Exercise: Repeat every entry exactly as it appears.

Material for the task:
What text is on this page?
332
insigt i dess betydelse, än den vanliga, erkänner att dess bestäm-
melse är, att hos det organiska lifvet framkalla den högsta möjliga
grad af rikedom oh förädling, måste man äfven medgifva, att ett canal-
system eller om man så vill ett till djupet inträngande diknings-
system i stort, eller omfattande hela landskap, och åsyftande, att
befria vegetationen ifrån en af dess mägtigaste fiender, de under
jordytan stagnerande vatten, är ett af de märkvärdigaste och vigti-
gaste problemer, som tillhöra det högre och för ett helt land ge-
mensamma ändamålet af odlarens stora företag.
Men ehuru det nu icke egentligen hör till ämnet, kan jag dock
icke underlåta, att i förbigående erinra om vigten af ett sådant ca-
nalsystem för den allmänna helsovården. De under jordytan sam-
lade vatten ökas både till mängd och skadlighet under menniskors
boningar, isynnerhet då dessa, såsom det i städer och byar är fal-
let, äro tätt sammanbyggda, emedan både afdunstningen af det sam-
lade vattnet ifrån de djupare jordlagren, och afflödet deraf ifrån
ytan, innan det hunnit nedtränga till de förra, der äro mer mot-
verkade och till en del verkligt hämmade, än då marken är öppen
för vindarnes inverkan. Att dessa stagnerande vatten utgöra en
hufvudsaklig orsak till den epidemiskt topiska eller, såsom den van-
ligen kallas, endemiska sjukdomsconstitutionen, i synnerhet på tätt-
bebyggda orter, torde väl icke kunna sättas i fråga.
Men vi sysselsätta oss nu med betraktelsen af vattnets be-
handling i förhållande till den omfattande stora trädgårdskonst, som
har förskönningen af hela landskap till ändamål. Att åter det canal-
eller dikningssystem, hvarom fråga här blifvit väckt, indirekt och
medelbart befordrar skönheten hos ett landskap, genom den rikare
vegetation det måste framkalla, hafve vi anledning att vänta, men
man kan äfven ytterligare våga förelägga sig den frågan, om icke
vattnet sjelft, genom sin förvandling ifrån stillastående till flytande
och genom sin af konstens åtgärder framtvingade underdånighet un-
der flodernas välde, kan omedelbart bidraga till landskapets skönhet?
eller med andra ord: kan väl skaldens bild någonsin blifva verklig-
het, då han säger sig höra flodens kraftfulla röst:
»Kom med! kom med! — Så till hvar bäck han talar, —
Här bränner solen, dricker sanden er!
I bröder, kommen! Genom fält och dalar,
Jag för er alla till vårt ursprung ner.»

Answer space:
What text is on this page?
332
insigt i dess betydelse, än den vanliga, erkänner att dess bestäm-
melse är, att hos det organiska lifvet framkalla den högsta möjliga
grad af rikedom oh förädling, måste man äfven medgifva, att ett canal-
system eller om man så vill ett till djupet inträngande diknings-
system i stort, eller omfattande hela landskap, och åsyftande, att
befria vegetationen ifrån en af dess mägtigaste fiender, de under
jordytan stagnerande vatten, är ett af de märkvärdigaste och vigti-
gaste problemer, som tillhöra det högre och för ett helt land ge-
mensamma ändamålet af odlarens stora företag.
Men ehuru det nu icke egentligen hör till ämnet, kan jag dock
icke underlåta, att i förbigående erinra om vigten af ett sådant ca-
nalsystem för den allmänna helsovården. De under jordytan sam-
lade vatten ökas både till mängd och skadlighet under menniskors
boningar, isynnerhet då dessa, såsom det i städer och byar är fal-
let, äro tätt sammanbyggda, emedan både afdunstningen af det sam-
lade vattnet ifrån de djupare jordlagren, och afflödet deraf ifrån
ytan, innan det hunnit nedtränga till de förra, der äro mer mot-
verkade och till en del verkligt hämmade, än då marken är öppen
för vindarnes inverkan. Att dessa stagnerande vatten utgöra en
hufvudsaklig orsak till den epidemiskt topiska eller, såsom den van-
ligen kallas, endemiska sjukdomsconstitutionen, i synnerhet på tätt-
bebyggda orter, torde väl icke kunna sättas i fråga.
Men vi sysselsätta oss nu med betraktelsen af vattnets be-
handling i förhållande till den omfattande stora trädgårdskonst, som
har förskönningen af hela landskap till ändamål. Att åter det canal-
eller dikningssystem, hvarom fråga här blifvit väckt, indirekt och
medelbart befordrar skönheten hos ett landskap, genom den rikare
vegetation det måste framkalla, hafve vi anledning att vänta, men
man kan äfven ytterligare våga förelägga sig den frågan, om icke
vattnet sjelft, genom sin förvandling ifrån stillastående till flytande
och genom sin af konstens åtgärder framtvingade underdånighet un-
der flodernas välde, kan omedelbart bidraga till landskapets skönhet?
eller med andra ord: kan väl skaldens bild någonsin blifva verklig-
het, då han säger sig höra flodens kraftfulla röst:
»Kom med! kom med! — Så till hvar bäck han talar, —
Här bränner solen, dricker sanden er!
I bröder, kommen! Genom fält och dalar,
Jag för er alla till vårt ursprung ner.»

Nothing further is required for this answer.